[Stored data entries]
---+---
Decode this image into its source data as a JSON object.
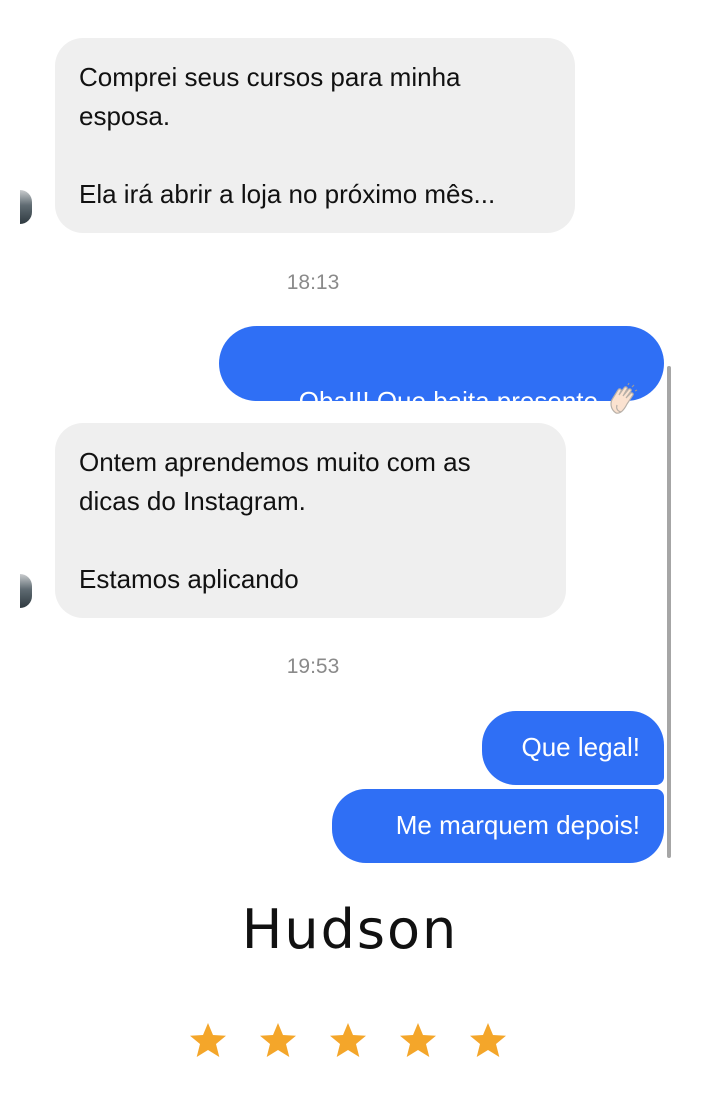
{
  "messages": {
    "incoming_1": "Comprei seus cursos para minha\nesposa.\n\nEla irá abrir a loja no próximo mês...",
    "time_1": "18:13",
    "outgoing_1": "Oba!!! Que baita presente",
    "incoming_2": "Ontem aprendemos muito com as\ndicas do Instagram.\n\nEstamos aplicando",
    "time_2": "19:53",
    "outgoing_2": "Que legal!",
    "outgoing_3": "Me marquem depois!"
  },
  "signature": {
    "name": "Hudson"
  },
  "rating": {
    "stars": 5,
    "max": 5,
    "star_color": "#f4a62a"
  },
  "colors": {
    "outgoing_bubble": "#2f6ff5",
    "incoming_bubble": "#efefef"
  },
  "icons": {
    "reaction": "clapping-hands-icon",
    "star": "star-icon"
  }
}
---+---
-- SHORT EXERCISE --
Repeat each entry above word for word, leaving every picture out.

-- THE RESULT --
Decode this image into its source data as a JSON object.
{
  "messages": {
    "incoming_1": "Comprei seus cursos para minha\nesposa.\n\nEla irá abrir a loja no próximo mês...",
    "time_1": "18:13",
    "outgoing_1": "Oba!!! Que baita presente",
    "incoming_2": "Ontem aprendemos muito com as\ndicas do Instagram.\n\nEstamos aplicando",
    "time_2": "19:53",
    "outgoing_2": "Que legal!",
    "outgoing_3": "Me marquem depois!"
  },
  "signature": {
    "name": "Hudson"
  },
  "rating": {
    "stars": 5,
    "max": 5,
    "star_color": "#f4a62a"
  },
  "colors": {
    "outgoing_bubble": "#2f6ff5",
    "incoming_bubble": "#efefef"
  },
  "icons": {
    "reaction": "clapping-hands-icon",
    "star": "star-icon"
  }
}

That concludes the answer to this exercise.